* [Exercise details]:
Show all lines of the listing that hold the word "copy".

* [Raw records]:

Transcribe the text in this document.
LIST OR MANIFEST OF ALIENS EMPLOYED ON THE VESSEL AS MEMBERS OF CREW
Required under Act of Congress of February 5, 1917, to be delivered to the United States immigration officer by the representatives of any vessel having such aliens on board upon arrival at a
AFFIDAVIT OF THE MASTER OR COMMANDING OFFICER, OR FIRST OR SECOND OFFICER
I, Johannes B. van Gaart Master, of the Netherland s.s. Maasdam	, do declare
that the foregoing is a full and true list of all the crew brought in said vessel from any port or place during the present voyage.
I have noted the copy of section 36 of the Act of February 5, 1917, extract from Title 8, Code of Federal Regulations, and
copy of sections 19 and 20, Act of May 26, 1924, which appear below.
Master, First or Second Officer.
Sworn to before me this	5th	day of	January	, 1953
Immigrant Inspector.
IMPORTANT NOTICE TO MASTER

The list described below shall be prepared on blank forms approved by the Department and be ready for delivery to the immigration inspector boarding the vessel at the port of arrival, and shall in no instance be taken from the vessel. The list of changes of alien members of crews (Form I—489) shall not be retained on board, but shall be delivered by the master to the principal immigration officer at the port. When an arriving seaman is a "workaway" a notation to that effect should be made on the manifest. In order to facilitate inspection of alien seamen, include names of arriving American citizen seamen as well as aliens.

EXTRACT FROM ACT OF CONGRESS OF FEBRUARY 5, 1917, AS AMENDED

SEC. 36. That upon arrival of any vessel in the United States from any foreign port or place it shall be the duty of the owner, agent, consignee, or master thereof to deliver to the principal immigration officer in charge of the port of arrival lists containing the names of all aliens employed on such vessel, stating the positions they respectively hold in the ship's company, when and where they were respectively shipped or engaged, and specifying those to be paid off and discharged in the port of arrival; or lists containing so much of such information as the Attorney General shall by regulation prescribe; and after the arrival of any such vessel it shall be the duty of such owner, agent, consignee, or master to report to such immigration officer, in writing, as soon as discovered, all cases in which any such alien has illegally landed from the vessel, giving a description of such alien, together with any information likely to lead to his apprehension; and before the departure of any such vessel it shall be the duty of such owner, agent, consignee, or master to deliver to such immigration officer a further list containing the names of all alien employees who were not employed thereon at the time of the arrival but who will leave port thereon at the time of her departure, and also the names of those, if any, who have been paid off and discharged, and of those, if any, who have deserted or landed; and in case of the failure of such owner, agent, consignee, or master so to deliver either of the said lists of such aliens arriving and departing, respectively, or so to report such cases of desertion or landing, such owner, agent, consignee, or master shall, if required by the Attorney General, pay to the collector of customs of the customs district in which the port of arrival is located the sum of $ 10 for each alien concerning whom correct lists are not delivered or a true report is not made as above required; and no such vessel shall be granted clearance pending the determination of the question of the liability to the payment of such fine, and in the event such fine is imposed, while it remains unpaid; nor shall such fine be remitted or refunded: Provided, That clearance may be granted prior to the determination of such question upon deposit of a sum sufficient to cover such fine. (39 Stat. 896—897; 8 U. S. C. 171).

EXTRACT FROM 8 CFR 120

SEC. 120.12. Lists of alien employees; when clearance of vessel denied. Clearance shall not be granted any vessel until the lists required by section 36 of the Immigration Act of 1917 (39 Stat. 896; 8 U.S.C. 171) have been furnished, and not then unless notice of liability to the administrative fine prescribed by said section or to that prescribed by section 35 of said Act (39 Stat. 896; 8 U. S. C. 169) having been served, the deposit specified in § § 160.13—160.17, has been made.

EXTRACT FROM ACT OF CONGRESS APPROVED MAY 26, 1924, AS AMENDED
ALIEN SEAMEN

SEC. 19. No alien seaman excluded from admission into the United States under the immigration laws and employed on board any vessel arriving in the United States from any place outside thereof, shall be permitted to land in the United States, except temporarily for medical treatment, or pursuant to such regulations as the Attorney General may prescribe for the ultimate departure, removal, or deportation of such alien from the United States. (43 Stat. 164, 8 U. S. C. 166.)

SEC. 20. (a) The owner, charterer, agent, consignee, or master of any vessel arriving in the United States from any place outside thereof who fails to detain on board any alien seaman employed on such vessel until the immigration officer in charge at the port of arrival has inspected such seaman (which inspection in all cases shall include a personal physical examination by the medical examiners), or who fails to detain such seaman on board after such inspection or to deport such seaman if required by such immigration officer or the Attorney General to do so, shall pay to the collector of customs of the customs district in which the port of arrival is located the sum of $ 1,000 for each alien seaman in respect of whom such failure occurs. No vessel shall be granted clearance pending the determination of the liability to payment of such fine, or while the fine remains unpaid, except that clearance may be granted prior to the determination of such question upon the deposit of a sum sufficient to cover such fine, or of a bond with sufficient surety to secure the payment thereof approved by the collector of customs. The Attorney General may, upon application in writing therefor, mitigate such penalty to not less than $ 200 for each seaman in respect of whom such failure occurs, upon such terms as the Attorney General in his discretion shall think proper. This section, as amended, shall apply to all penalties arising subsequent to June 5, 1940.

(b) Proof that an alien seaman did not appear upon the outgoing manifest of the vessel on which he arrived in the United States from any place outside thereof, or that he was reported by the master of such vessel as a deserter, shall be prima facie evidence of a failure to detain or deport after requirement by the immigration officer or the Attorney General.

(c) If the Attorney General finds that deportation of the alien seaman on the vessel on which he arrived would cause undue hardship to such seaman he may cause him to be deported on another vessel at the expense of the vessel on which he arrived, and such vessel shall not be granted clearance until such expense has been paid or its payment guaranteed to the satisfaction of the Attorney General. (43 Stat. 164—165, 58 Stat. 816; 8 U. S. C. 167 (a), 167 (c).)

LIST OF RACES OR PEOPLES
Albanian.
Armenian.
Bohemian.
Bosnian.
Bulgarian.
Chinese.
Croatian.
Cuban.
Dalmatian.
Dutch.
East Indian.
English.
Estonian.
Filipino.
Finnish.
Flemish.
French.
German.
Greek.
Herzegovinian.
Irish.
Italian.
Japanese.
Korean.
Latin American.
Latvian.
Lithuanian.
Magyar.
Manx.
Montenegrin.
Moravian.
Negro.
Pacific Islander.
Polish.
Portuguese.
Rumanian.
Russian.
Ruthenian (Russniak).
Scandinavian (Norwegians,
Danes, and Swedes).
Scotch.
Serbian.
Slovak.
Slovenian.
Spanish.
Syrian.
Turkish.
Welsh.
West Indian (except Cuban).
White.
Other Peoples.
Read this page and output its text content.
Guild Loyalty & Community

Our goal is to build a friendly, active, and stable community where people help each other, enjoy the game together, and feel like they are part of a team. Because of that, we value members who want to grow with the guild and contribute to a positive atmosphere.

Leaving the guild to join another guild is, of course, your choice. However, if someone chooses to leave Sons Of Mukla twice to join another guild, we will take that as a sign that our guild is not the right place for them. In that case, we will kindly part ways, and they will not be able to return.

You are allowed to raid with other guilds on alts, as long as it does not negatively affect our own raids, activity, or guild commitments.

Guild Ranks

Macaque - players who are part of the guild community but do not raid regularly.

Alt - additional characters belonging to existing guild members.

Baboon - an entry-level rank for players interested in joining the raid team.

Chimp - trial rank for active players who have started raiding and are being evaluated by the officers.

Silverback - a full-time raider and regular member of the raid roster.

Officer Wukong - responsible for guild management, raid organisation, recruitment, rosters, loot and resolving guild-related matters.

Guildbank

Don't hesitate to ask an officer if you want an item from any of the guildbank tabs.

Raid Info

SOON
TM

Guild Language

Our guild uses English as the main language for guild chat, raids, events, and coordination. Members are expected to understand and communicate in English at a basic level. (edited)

* [Task result]:
I have noted the copy of section 36 of the Act of February 5, 1917, extract from Title 8, Code of Federal Regulations, and
copy of sections 19 and 20, Act of May 26, 1924, which appear below.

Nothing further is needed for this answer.